## Begin Input records

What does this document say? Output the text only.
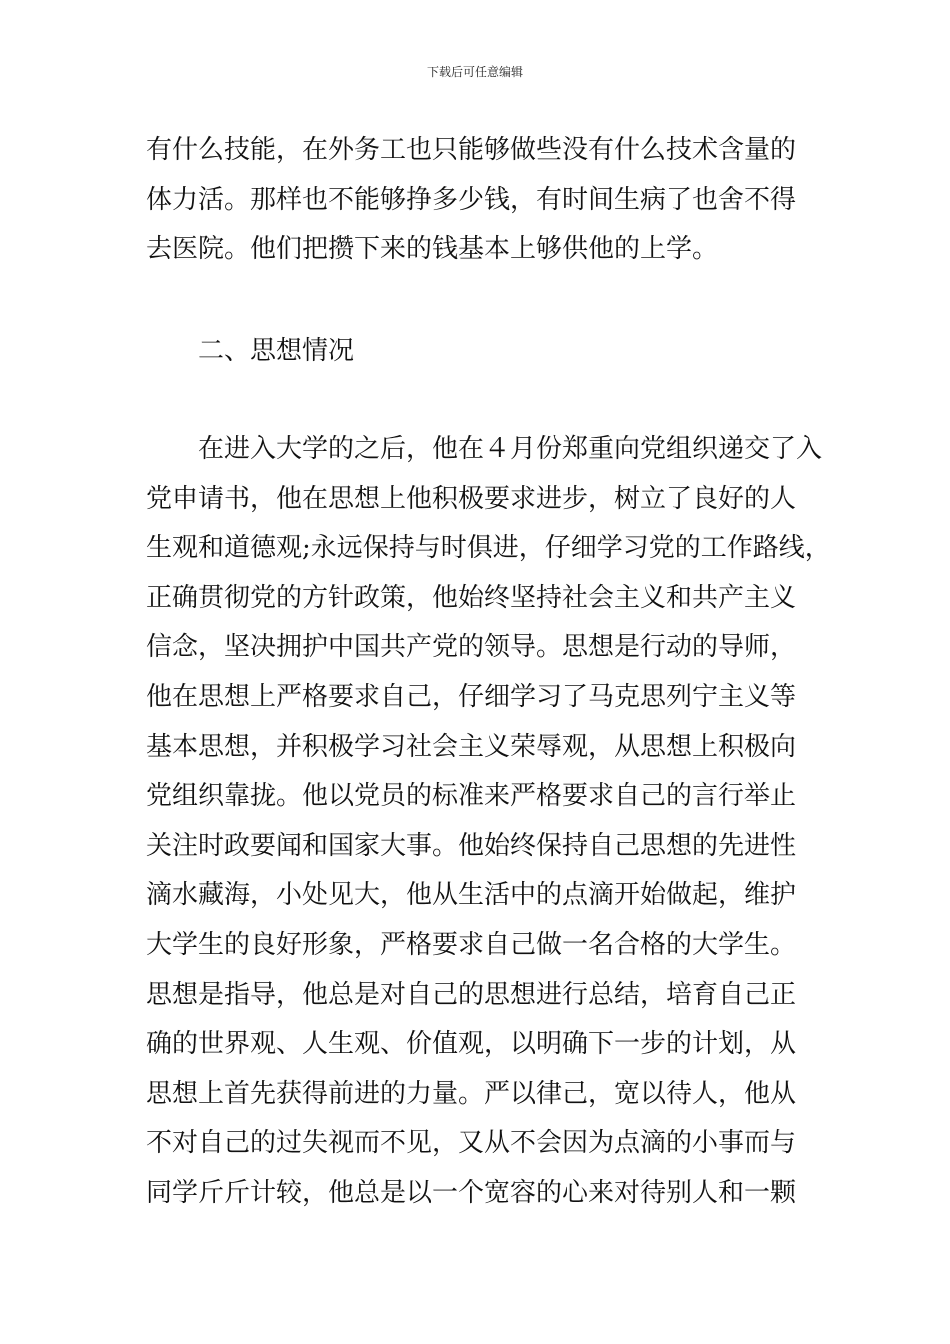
下载后可任意编辑
有什么技能，在外务工也只能够做些没有什么技术含量的
体力活。那样也不能够挣多少钱，有时间生病了也舍不得
去医院。他们把攒下来的钱基本上够供他的上学。
二、思想情况
在进入大学的之后，他在４月份郑重向党组织递交了入
党申请书，他在思想上他积极要求进步，树立了良好的人
生观和道德观;永远保持与时俱进，仔细学习党的工作路线，
正确贯彻党的方针政策，他始终坚持社会主义和共产主义
信念，坚决拥护中国共产党的领导。思想是行动的导师，
他在思想上严格要求自己，仔细学习了马克思列宁主义等
基本思想，并积极学习社会主义荣辱观，从思想上积极向
党组织靠拢。他以党员的标准来严格要求自己的言行举止
关注时政要闻和国家大事。他始终保持自己思想的先进性
滴水藏海，小处见大，他从生活中的点滴开始做起，维护
大学生的良好形象，严格要求自己做一名合格的大学生。
思想是指导，他总是对自己的思想进行总结，培育自己正
确的世界观、人生观、价值观，以明确下一步的计划，从
思想上首先获得前进的力量。严以律己，宽以待人，他从
不对自己的过失视而不见，又从不会因为点滴的小事而与
同学斤斤计较，他总是以一个宽容的心来对待别人和一颗
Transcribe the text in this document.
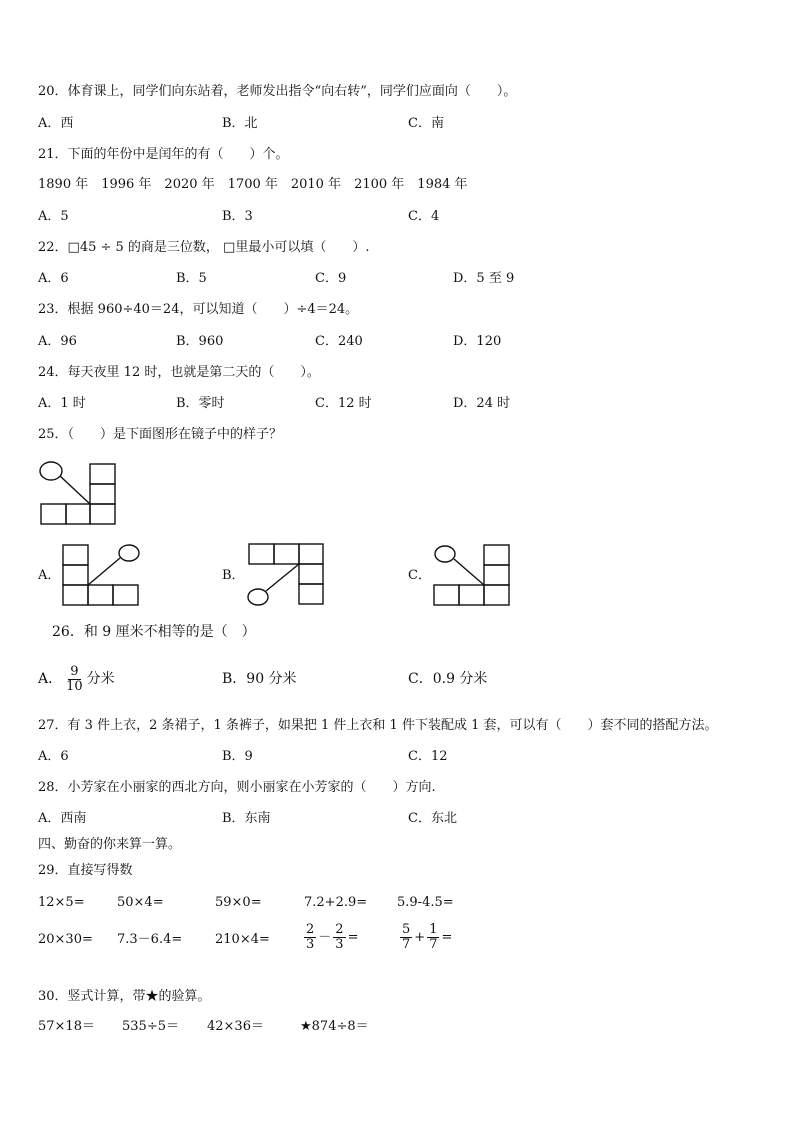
20．体育课上，同学们向东站着，老师发出指令“向右转”，同学们应面向（　　）。
A．西	B．北	C．南
21．下面的年份中是闰年的有（　　）个。
1890 年　1996 年　2020 年　1700 年　2010 年　2100 年　1984 年
A．5	B．3	C．4
22．□45 ÷ 5 的商是三位数， □里最小可以填（　　）.
A．6	B．5	C．9	D．5 至 9
23．根据 960÷40＝24，可以知道（　　）÷4＝24。
A．96	B．960	C．240	D．120
24．每天夜里 12 时，也就是第二天的（　　）。
A．1 时	B．零时	C．12 时	D．24 时
25．（　　）是下面图形在镜子中的样子？
A．	B．	C．
26．和 9 厘米不相等的是（　）
A． $\frac{9}{10}$ 分米	B．90 分米	C．0.9 分米
27．有 3 件上衣，2 条裙子，1 条裤子，如果把 1 件上衣和 1 件下装配成 1 套，可以有（　　）套不同的搭配方法。
A．6	B．9	C．12
28．小芳家在小丽家的西北方向，则小丽家在小芳家的（　　）方向.
A．西南	B．东南	C．东北
四、勤奋的你来算一算。
29．直接写得数
12×5= 50×4=	59×0=	7.2+2.9= 5.9-4.5=
20×30= 7.3－6.4=	210×4=	$\frac{2}{3} - \frac{2}{3}$ =	$\frac{5}{7} + \frac{1}{7}$ =
30．竖式计算，带★的验算。
57×18＝ 535÷5＝ 42×36＝	★874÷8＝
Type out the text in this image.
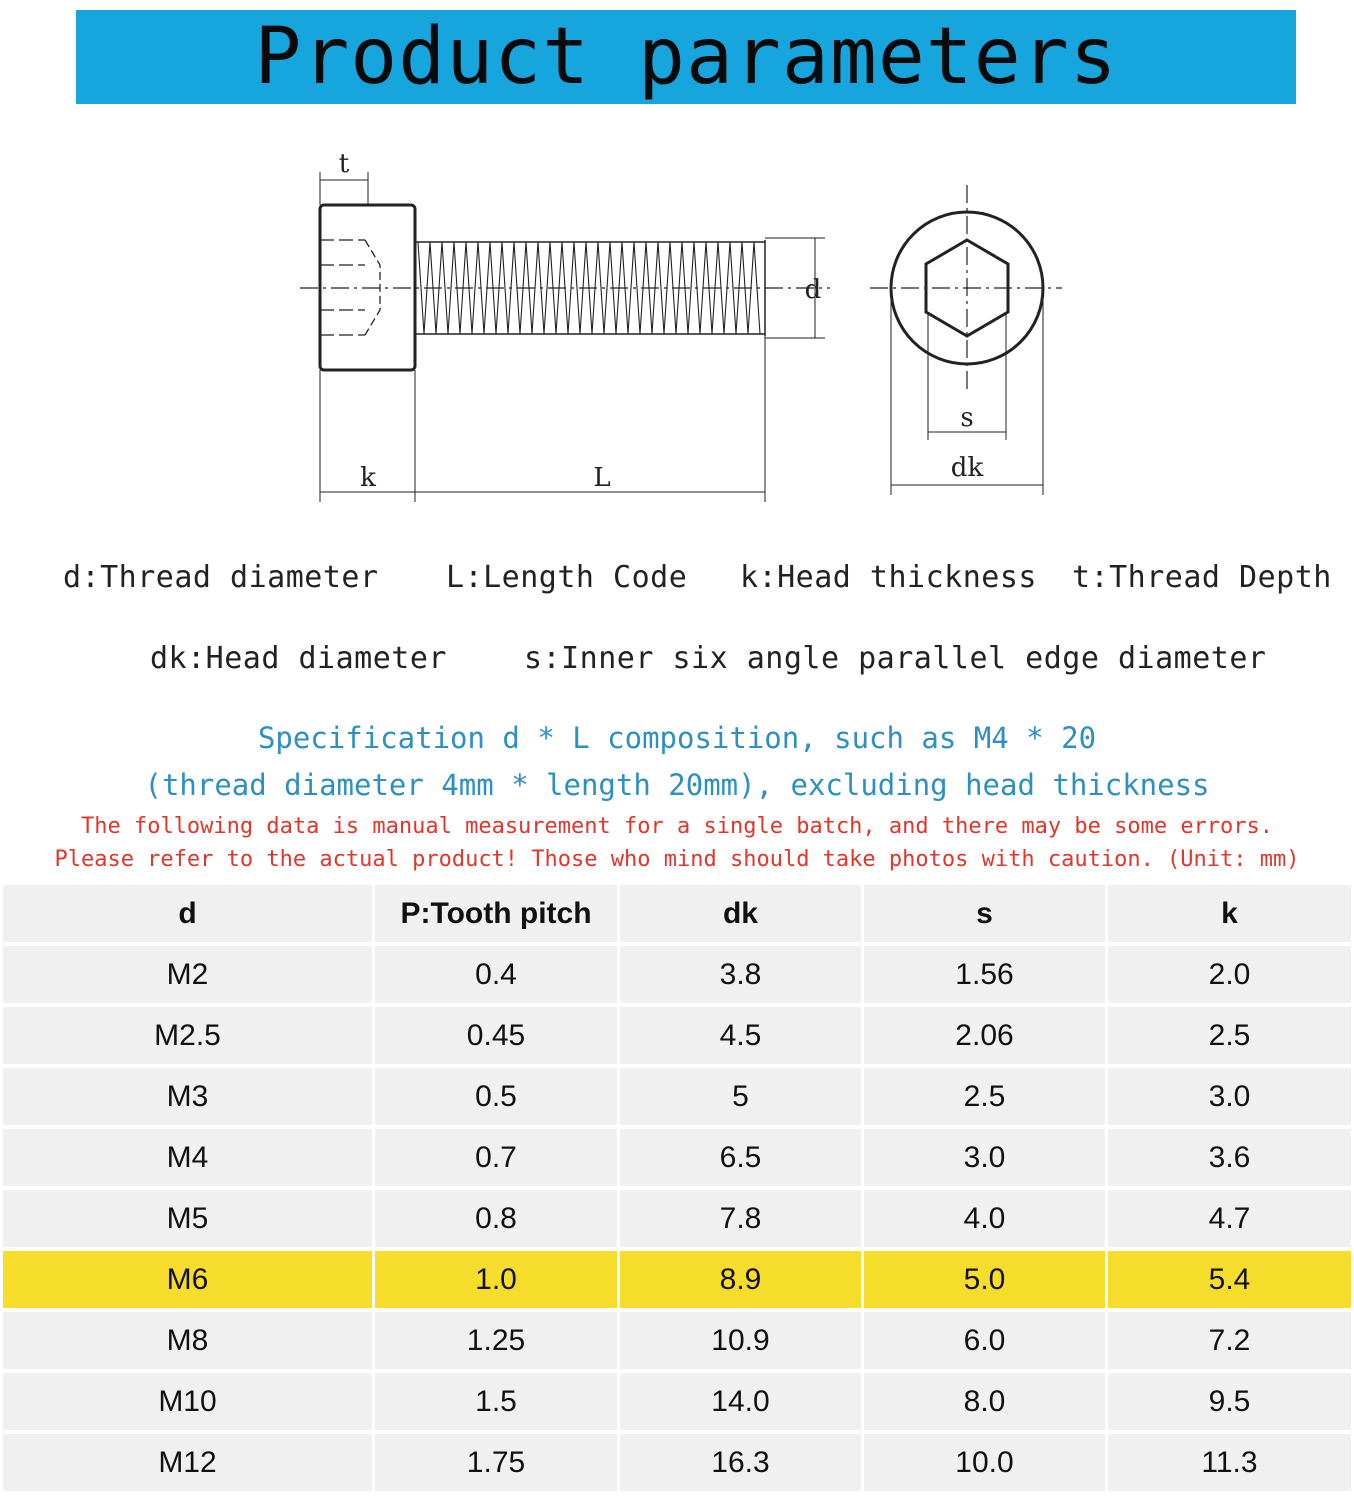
Product parameters
t
d
k	L
s
dk
d:Thread diameter L:Length Code k:Head thickness t:Thread Depth
dk:Head diameter	s:Inner six angle parallel edge diameter
Specification d * L composition, such as M4 * 20
(thread diameter 4mm * length 20mm), excluding head thickness
The following data is manual measurement for a single batch, and there may be some errors.
Please refer to the actual product! Those who mind should take photos with caution. (Unit: mm)
d	P:Tooth pitch	dk	s	k
M2	0.4	3.8	1.56	2.0
M2.5	0.45	4.5	2.06	2.5
M3	0.5	5	2.5	3.0
M4	0.7	6.5	3.0	3.6
M5	0.8	7.8	4.0	4.7
M6	1.0	8.9	5.0	5.4
M8	1.25	10.9	6.0	7.2
M10	1.5	14.0	8.0	9.5
M12	1.75	16.3	10.0	11.3
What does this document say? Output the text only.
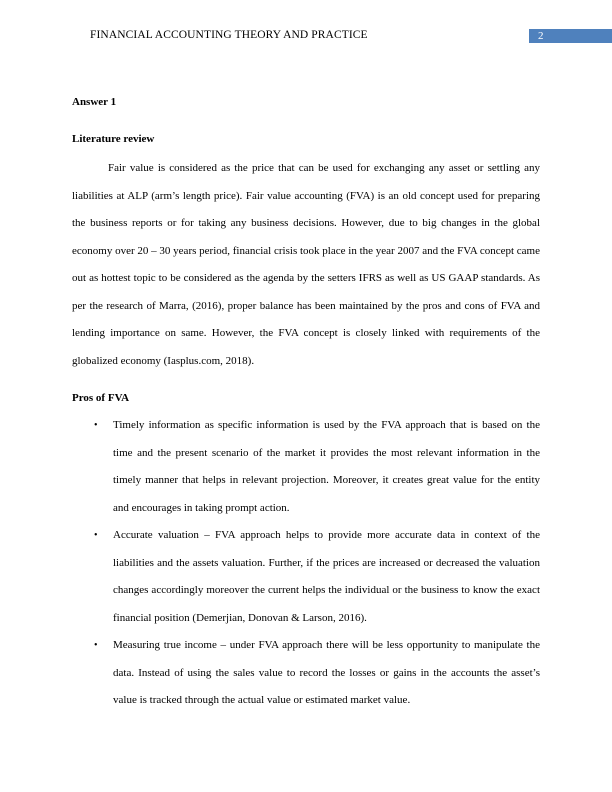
FINANCIAL ACCOUNTING THEORY AND PRACTICE	2
Answer 1
Literature review
Fair value is considered as the price that can be used for exchanging any asset or settling any liabilities at ALP (arm’s length price). Fair value accounting (FVA) is an old concept used for preparing the business reports or for taking any business decisions. However, due to big changes in the global economy over 20 – 30 years period, financial crisis took place in the year 2007 and the FVA concept came out as hottest topic to be considered as the agenda by the setters IFRS as well as US GAAP standards. As per the research of Marra, (2016), proper balance has been maintained by the pros and cons of FVA and lending importance on same. However, the FVA concept is closely linked with requirements of the globalized economy (Iasplus.com, 2018).
Pros of FVA
• Timely information as specific information is used by the FVA approach that is based on the time and the present scenario of the market it provides the most relevant information in the timely manner that helps in relevant projection. Moreover, it creates great value for the entity and encourages in taking prompt action.
• Accurate valuation – FVA approach helps to provide more accurate data in context of the liabilities and the assets valuation. Further, if the prices are increased or decreased the valuation changes accordingly moreover the current helps the individual or the business to know the exact financial position (Demerjian, Donovan & Larson, 2016).
• Measuring true income – under FVA approach there will be less opportunity to manipulate the data. Instead of using the sales value to record the losses or gains in the accounts the asset’s value is tracked through the actual value or estimated market value.
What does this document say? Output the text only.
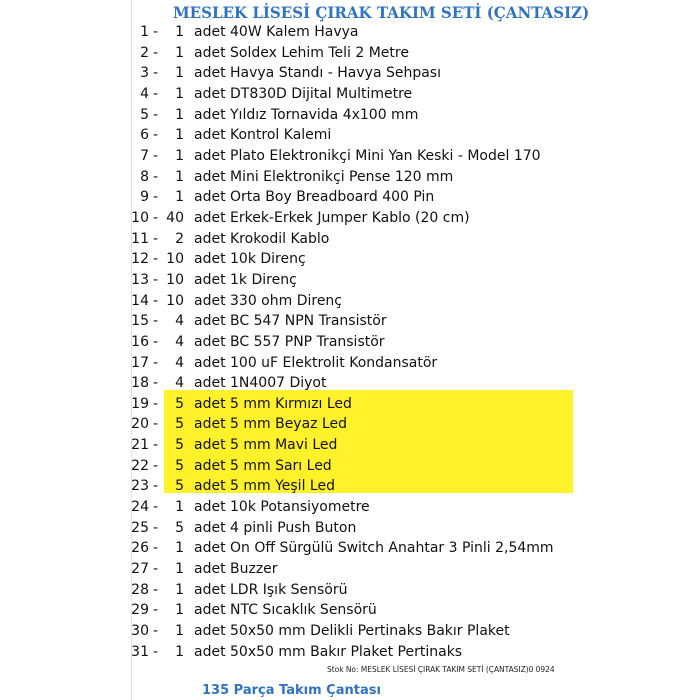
MESLEK LİSESİ ÇIRAK TAKIM SETİ (ÇANTASIZ)
1 -	1 adet 40W Kalem Havya
2 -	1 adet Soldex Lehim Teli 2 Metre
3 -	1 adet Havya Standı - Havya Sehpası
4 -	1 adet DT830D Dijital Multimetre
5 -	1 adet Yıldız Tornavida 4x100 mm
6 -	1 adet Kontrol Kalemi
7 -	1 adet Plato Elektronikçi Mini Yan Keski - Model 170
8 -	1 adet Mini Elektronikçi Pense 120 mm
9 -	1 adet Orta Boy Breadboard 400 Pin
10 - 40 adet Erkek-Erkek Jumper Kablo (20 cm)
11 -	2 adet Krokodil Kablo
12 - 10 adet 10k Direnç
13 - 10 adet 1k Direnç
14 - 10 adet 330 ohm Direnç
15 -	4 adet BC 547 NPN Transistör
16 -	4 adet BC 557 PNP Transistör
17 -	4 adet 100 uF Elektrolit Kondansatör
18 -	4 adet 1N4007 Diyot
19 -	5 adet 5 mm Kırmızı Led
20 -	5 adet 5 mm Beyaz Led
21 -	5 adet 5 mm Mavi Led
22 -	5 adet 5 mm Sarı Led
23 -	5 adet 5 mm Yeşil Led
24 -	1 adet 10k Potansiyometre
25 -	5 adet 4 pinli Push Buton
26 -	1 adet On Off Sürgülü Switch Anahtar 3 Pinli 2,54mm
27 -	1 adet Buzzer
28 -	1 adet LDR Işık Sensörü
29 -	1 adet NTC Sıcaklık Sensörü
30 -	1 adet 50x50 mm Delikli Pertinaks Bakır Plaket
31 -	1 adet 50x50 mm Bakır Plaket Pertinaks
Stok No: MESLEK LİSESİ ÇIRAK TAKIM SETİ (ÇANTASIZ)0 0924
135 Parça Takım Çantası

## End Input records

All lines that include "Plaket" are to be gathered and copied.

== The output ==
30 -	1 adet 50x50 mm Delikli Pertinaks Bakır Plaket
31 -	1 adet 50x50 mm Bakır Plaket Pertinaks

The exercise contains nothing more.